### PROBLEM REQUIREMENTS:
In the listing below, find every line containing "Amts" and copy it out.

### PROVIDED INFORMATION:
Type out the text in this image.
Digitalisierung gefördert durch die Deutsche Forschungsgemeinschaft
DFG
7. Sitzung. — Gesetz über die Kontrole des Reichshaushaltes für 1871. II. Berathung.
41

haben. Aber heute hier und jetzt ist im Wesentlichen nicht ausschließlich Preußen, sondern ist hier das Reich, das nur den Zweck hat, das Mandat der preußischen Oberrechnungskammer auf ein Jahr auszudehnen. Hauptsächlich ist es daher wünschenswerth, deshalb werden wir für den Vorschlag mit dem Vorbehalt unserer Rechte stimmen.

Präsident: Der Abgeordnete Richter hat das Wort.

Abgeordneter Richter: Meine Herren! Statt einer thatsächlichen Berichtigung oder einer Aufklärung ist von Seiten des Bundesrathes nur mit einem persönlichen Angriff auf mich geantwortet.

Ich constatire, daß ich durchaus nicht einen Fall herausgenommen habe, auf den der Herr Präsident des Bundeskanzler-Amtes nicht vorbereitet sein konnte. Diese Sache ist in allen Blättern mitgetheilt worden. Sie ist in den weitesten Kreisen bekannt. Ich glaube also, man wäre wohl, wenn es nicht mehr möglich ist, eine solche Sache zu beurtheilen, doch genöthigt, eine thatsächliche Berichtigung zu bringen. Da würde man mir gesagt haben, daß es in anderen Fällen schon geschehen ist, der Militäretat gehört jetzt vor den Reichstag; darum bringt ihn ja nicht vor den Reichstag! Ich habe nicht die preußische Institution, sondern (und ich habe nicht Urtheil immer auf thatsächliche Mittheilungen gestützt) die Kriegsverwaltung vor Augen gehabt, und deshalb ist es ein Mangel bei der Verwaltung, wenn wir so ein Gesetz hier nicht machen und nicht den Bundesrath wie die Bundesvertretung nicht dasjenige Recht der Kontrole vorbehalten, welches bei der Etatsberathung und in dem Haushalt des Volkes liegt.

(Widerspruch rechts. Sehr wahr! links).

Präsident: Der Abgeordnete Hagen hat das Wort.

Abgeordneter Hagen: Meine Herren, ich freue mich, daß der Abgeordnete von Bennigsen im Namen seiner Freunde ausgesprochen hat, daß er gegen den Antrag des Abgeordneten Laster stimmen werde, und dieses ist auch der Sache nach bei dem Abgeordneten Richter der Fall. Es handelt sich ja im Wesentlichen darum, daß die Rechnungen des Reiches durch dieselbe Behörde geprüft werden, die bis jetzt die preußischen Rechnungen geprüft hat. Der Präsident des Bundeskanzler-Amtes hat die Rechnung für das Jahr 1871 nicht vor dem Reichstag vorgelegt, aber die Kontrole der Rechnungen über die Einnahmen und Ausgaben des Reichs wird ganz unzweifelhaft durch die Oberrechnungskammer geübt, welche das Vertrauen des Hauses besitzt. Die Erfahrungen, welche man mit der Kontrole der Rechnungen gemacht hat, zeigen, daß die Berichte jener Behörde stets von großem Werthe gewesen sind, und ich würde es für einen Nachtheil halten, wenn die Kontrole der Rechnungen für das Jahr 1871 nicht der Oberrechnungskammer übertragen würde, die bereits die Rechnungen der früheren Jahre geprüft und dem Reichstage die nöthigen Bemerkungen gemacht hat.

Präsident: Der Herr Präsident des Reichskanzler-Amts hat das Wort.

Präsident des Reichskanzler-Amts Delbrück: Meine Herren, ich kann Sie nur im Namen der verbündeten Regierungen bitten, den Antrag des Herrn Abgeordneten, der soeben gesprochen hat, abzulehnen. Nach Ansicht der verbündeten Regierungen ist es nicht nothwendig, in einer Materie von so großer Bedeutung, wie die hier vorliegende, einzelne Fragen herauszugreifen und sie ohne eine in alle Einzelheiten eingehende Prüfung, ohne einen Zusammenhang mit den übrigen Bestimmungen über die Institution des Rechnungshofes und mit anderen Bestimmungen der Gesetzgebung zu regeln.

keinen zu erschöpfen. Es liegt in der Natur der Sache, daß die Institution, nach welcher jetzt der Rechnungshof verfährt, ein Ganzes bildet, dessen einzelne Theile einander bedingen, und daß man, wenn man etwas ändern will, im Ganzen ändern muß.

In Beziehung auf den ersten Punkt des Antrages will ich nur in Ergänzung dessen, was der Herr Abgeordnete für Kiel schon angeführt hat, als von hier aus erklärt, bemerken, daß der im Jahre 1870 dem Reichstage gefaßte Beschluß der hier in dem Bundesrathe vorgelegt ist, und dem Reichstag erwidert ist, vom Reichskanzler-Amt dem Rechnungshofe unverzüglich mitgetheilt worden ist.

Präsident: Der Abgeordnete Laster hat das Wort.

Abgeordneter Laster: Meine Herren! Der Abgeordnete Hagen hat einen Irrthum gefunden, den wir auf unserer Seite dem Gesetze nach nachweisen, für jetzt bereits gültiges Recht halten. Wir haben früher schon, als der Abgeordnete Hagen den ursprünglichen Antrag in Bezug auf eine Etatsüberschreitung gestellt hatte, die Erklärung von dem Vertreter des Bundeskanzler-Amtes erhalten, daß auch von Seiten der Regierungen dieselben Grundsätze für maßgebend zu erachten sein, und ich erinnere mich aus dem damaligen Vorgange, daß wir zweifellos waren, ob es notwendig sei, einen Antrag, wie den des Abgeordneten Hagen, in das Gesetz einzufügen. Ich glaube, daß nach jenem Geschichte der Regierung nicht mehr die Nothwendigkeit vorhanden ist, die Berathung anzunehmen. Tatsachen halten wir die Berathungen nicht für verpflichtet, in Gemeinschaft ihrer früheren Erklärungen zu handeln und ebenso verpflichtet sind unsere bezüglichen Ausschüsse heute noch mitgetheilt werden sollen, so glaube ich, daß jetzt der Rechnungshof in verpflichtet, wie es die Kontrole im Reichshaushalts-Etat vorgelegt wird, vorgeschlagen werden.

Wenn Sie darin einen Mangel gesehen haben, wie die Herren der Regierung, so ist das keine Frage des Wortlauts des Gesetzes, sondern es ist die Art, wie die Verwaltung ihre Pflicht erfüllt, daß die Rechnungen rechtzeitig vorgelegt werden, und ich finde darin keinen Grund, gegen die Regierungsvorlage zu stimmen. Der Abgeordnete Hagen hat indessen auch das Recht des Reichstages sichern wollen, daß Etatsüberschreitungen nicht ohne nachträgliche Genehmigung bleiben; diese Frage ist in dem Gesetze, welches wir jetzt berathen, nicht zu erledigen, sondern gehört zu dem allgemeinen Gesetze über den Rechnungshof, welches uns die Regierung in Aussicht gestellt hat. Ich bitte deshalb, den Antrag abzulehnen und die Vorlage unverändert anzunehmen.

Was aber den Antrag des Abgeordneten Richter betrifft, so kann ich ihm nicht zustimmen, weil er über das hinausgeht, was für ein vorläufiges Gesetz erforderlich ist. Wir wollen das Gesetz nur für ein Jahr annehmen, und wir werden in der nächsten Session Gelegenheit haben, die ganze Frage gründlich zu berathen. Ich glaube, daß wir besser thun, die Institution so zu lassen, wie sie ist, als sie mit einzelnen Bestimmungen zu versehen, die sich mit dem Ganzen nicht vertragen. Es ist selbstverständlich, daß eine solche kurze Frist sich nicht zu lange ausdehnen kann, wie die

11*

### RESULT OF THIS TASK:
Präsident: Der Herr Präsident des Reichskanzler-Amts hat das Wort.
Präsident des Reichskanzler-Amts Delbrück: Meine Herren, ich kann Sie nur im Namen der verbündeten Regierungen bitten, den Antrag des Herrn Abgeordneten, der soeben gesprochen hat, abzulehnen. Nach Ansicht der verbündeten Regierungen ist es nicht nothwendig, in einer Materie von so großer Bedeutung, wie die hier vorliegende, einzelne Fragen herauszugreifen und sie ohne eine in alle Einzelheiten eingehende Prüfung, ohne einen Zusammenhang mit den übrigen Bestimmungen über die Institution des Rechnungshofes und mit anderen Bestimmungen der Gesetzgebung zu regeln.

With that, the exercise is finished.